===== Extracted records =====
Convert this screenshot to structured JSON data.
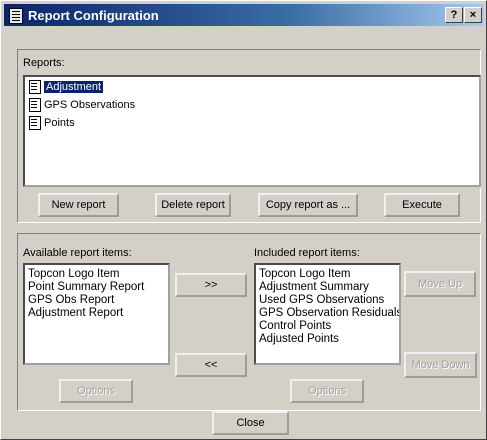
{
  "window": {
    "title": "Report Configuration",
    "help_label": "?",
    "close_label": "×"
  },
  "reports": {
    "label": "Reports:",
    "items": [
      {
        "label": "Adjustment",
        "selected": true
      },
      {
        "label": "GPS Observations",
        "selected": false
      },
      {
        "label": "Points",
        "selected": false
      }
    ]
  },
  "report_buttons": {
    "new": "New report",
    "delete": "Delete report",
    "copy": "Copy report as ...",
    "execute": "Execute"
  },
  "available": {
    "label": "Available report items:",
    "items": [
      "Topcon Logo Item",
      "Point Summary Report",
      "GPS Obs Report",
      "Adjustment Report"
    ],
    "options_label": "Options"
  },
  "transfer": {
    "add_label": ">>",
    "remove_label": "<<"
  },
  "included": {
    "label": "Included report items:",
    "items": [
      "Topcon Logo Item",
      "Adjustment Summary",
      "Used GPS Observations",
      "GPS Observation Residuals",
      "Control Points",
      "Adjusted Points"
    ],
    "options_label": "Options",
    "move_up_label": "Move Up",
    "move_down_label": "Move Down"
  },
  "footer": {
    "close_label": "Close"
  }
}
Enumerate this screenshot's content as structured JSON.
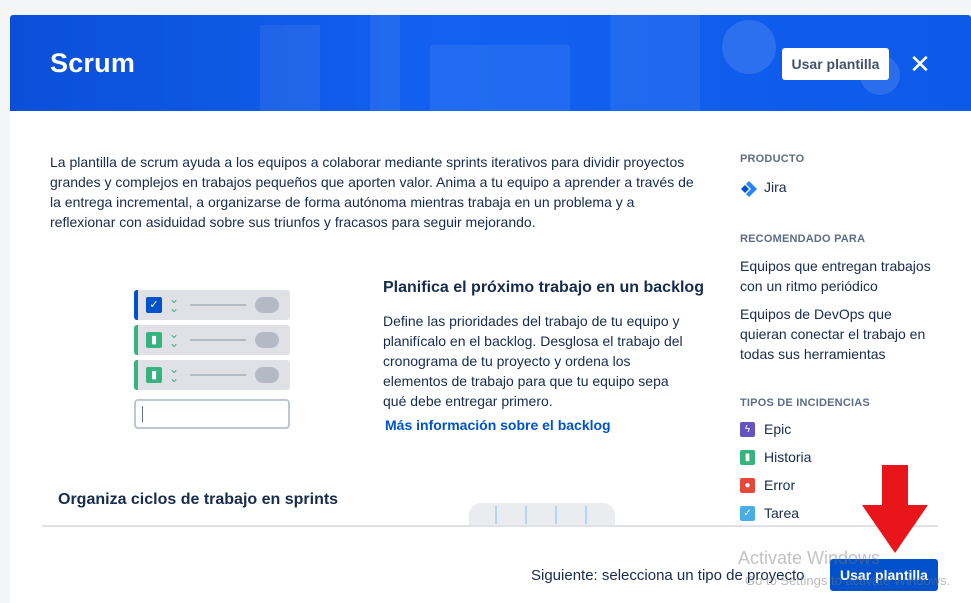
{
  "header": {
    "title": "Scrum",
    "use_template_label": "Usar plantilla",
    "close_glyph": "✕"
  },
  "main": {
    "intro": "La plantilla de scrum ayuda a los equipos a colaborar mediante sprints iterativos para dividir proyectos grandes y complejos en trabajos pequeños que aporten valor. Anima a tu equipo a aprender a través de la entrega incremental, a organizarse de forma autónoma mientras trabaja en un problema y a reflexionar con asiduidad sobre sus triunfos y fracasos para seguir mejorando.",
    "backlog": {
      "title": "Planifica el próximo trabajo en un backlog",
      "body": "Define las prioridades del trabajo de tu equipo y planifícalo en el backlog. Desglosa el trabajo del cronograma de tu proyecto y ordena los elementos de trabajo para que tu equipo sepa qué debe entregar primero.",
      "link": "Más información sobre el backlog"
    },
    "sprints_title": "Organiza ciclos de trabajo en sprints"
  },
  "sidebar": {
    "product_heading": "PRODUCTO",
    "product_name": "Jira",
    "recommended_heading": "RECOMENDADO PARA",
    "recommended": [
      "Equipos que entregan trabajos con un ritmo periódico",
      "Equipos de DevOps que quieran conectar el trabajo en todas sus herramientas"
    ],
    "issue_types_heading": "TIPOS DE INCIDENCIAS",
    "issue_types": [
      {
        "label": "Epic",
        "icon": "lightning-icon",
        "color": "#6554c0"
      },
      {
        "label": "Historia",
        "icon": "bookmark-icon",
        "color": "#36b37e"
      },
      {
        "label": "Error",
        "icon": "bug-icon",
        "color": "#e5493a"
      },
      {
        "label": "Tarea",
        "icon": "check-icon",
        "color": "#4bade8"
      }
    ]
  },
  "footer": {
    "next_text": "Siguiente: selecciona un tipo de proyecto",
    "use_template_label": "Usar plantilla"
  },
  "watermark": {
    "line1": "Activate Windows",
    "line2": "Go to Settings to activate Windows."
  },
  "colors": {
    "primary": "#0052cc",
    "header": "#0d5ae9",
    "annotation_arrow": "#e8161b"
  }
}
=====
■ Aim
Starting at the line that contains "Enumerate this screenshot's", write out every line through the final line of the entries, word for word; skip any pictures.

■ Reply
Enumerate this screenshot's content as structured JSON.
{
  "header": {
    "title": "Scrum",
    "use_template_label": "Usar plantilla",
    "close_glyph": "✕"
  },
  "main": {
    "intro": "La plantilla de scrum ayuda a los equipos a colaborar mediante sprints iterativos para dividir proyectos grandes y complejos en trabajos pequeños que aporten valor. Anima a tu equipo a aprender a través de la entrega incremental, a organizarse de forma autónoma mientras trabaja en un problema y a reflexionar con asiduidad sobre sus triunfos y fracasos para seguir mejorando.",
    "backlog": {
      "title": "Planifica el próximo trabajo en un backlog",
      "body": "Define las prioridades del trabajo de tu equipo y planifícalo en el backlog. Desglosa el trabajo del cronograma de tu proyecto y ordena los elementos de trabajo para que tu equipo sepa qué debe entregar primero.",
      "link": "Más información sobre el backlog"
    },
    "sprints_title": "Organiza ciclos de trabajo en sprints"
  },
  "sidebar": {
    "product_heading": "PRODUCTO",
    "product_name": "Jira",
    "recommended_heading": "RECOMENDADO PARA",
    "recommended": [
      "Equipos que entregan trabajos con un ritmo periódico",
      "Equipos de DevOps que quieran conectar el trabajo en todas sus herramientas"
    ],
    "issue_types_heading": "TIPOS DE INCIDENCIAS",
    "issue_types": [
      {
        "label": "Epic",
        "icon": "lightning-icon",
        "color": "#6554c0"
      },
      {
        "label": "Historia",
        "icon": "bookmark-icon",
        "color": "#36b37e"
      },
      {
        "label": "Error",
        "icon": "bug-icon",
        "color": "#e5493a"
      },
      {
        "label": "Tarea",
        "icon": "check-icon",
        "color": "#4bade8"
      }
    ]
  },
  "footer": {
    "next_text": "Siguiente: selecciona un tipo de proyecto",
    "use_template_label": "Usar plantilla"
  },
  "watermark": {
    "line1": "Activate Windows",
    "line2": "Go to Settings to activate Windows."
  },
  "colors": {
    "primary": "#0052cc",
    "header": "#0d5ae9",
    "annotation_arrow": "#e8161b"
  }
}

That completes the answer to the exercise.